======== Records for this exercise ========

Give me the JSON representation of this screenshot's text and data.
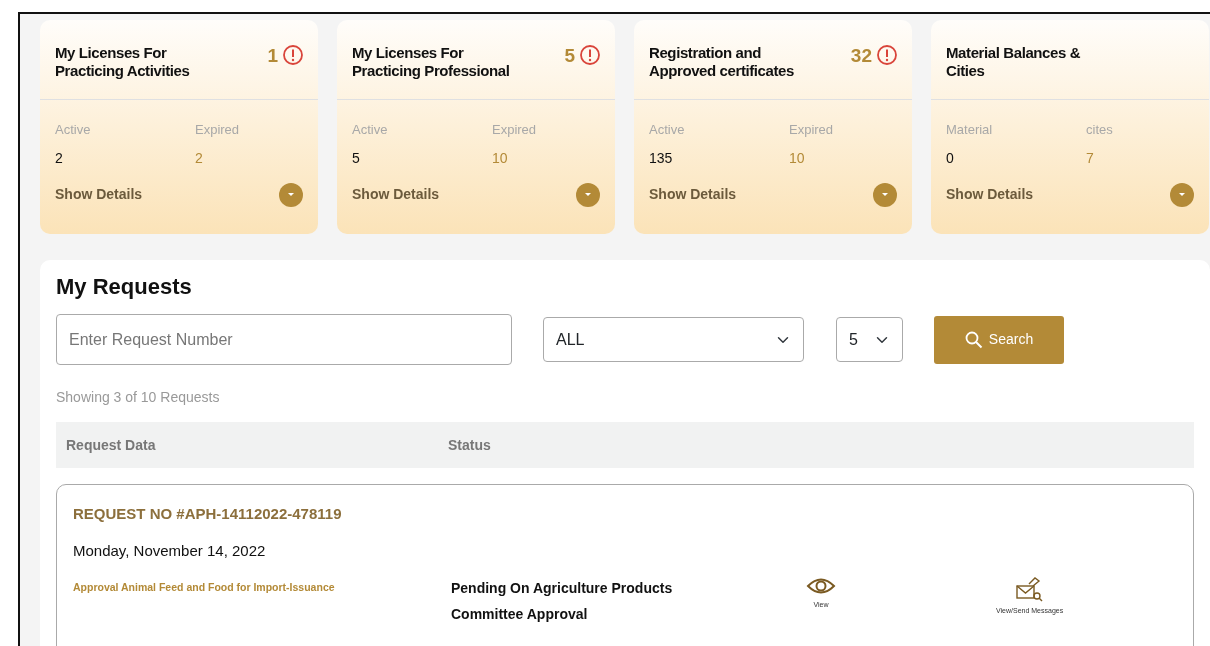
{
  "summary_cards": [
    {
      "title": "My Licenses For Practicing Activities",
      "count": "1",
      "stats": [
        {
          "label": "Active",
          "value": "2"
        },
        {
          "label": "Expired",
          "value": "2"
        }
      ],
      "details_link": "Show Details"
    },
    {
      "title": "My Licenses For Practicing Professional",
      "count": "5",
      "stats": [
        {
          "label": "Active",
          "value": "5"
        },
        {
          "label": "Expired",
          "value": "10"
        }
      ],
      "details_link": "Show Details"
    },
    {
      "title": "Registration and Approved certificates",
      "count": "32",
      "stats": [
        {
          "label": "Active",
          "value": "135"
        },
        {
          "label": "Expired",
          "value": "10"
        }
      ],
      "details_link": "Show Details"
    },
    {
      "title": "Material Balances & Cities",
      "stats": [
        {
          "label": "Material",
          "value": "0"
        },
        {
          "label": "cites",
          "value": "7"
        }
      ],
      "details_link": "Show Details"
    }
  ],
  "requests": {
    "title": "My Requests",
    "search_field": {
      "placeholder": "Enter Request Number"
    },
    "status_filter": "ALL",
    "page_size": "5",
    "search_button": "Search",
    "summary": "Showing 3 of 10 Requests",
    "columns": [
      "Request Data",
      "Status"
    ],
    "rows": [
      {
        "number": "REQUEST NO #APH-14112022-478119",
        "date": "Monday, November 14, 2022",
        "service": "Approval Animal Feed and Food for Import-Issuance",
        "status": "Pending On Agriculture Products Committee Approval",
        "actions": [
          {
            "kind": "view",
            "label": "View"
          },
          {
            "kind": "messages",
            "label": "View/Send Messages"
          }
        ]
      }
    ]
  }
}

========

Task to carry out:
Leave the images out and output the remaining material exactly as it stands.

The output:
Give me the JSON representation of this screenshot's text and data.
{
  "summary_cards": [
    {
      "title": "My Licenses For Practicing Activities",
      "count": "1",
      "stats": [
        {
          "label": "Active",
          "value": "2"
        },
        {
          "label": "Expired",
          "value": "2"
        }
      ],
      "details_link": "Show Details"
    },
    {
      "title": "My Licenses For Practicing Professional",
      "count": "5",
      "stats": [
        {
          "label": "Active",
          "value": "5"
        },
        {
          "label": "Expired",
          "value": "10"
        }
      ],
      "details_link": "Show Details"
    },
    {
      "title": "Registration and Approved certificates",
      "count": "32",
      "stats": [
        {
          "label": "Active",
          "value": "135"
        },
        {
          "label": "Expired",
          "value": "10"
        }
      ],
      "details_link": "Show Details"
    },
    {
      "title": "Material Balances & Cities",
      "stats": [
        {
          "label": "Material",
          "value": "0"
        },
        {
          "label": "cites",
          "value": "7"
        }
      ],
      "details_link": "Show Details"
    }
  ],
  "requests": {
    "title": "My Requests",
    "search_field": {
      "placeholder": "Enter Request Number"
    },
    "status_filter": "ALL",
    "page_size": "5",
    "search_button": "Search",
    "summary": "Showing 3 of 10 Requests",
    "columns": [
      "Request Data",
      "Status"
    ],
    "rows": [
      {
        "number": "REQUEST NO #APH-14112022-478119",
        "date": "Monday, November 14, 2022",
        "service": "Approval Animal Feed and Food for Import-Issuance",
        "status": "Pending On Agriculture Products Committee Approval",
        "actions": [
          {
            "kind": "view",
            "label": "View"
          },
          {
            "kind": "messages",
            "label": "View/Send Messages"
          }
        ]
      }
    ]
  }
}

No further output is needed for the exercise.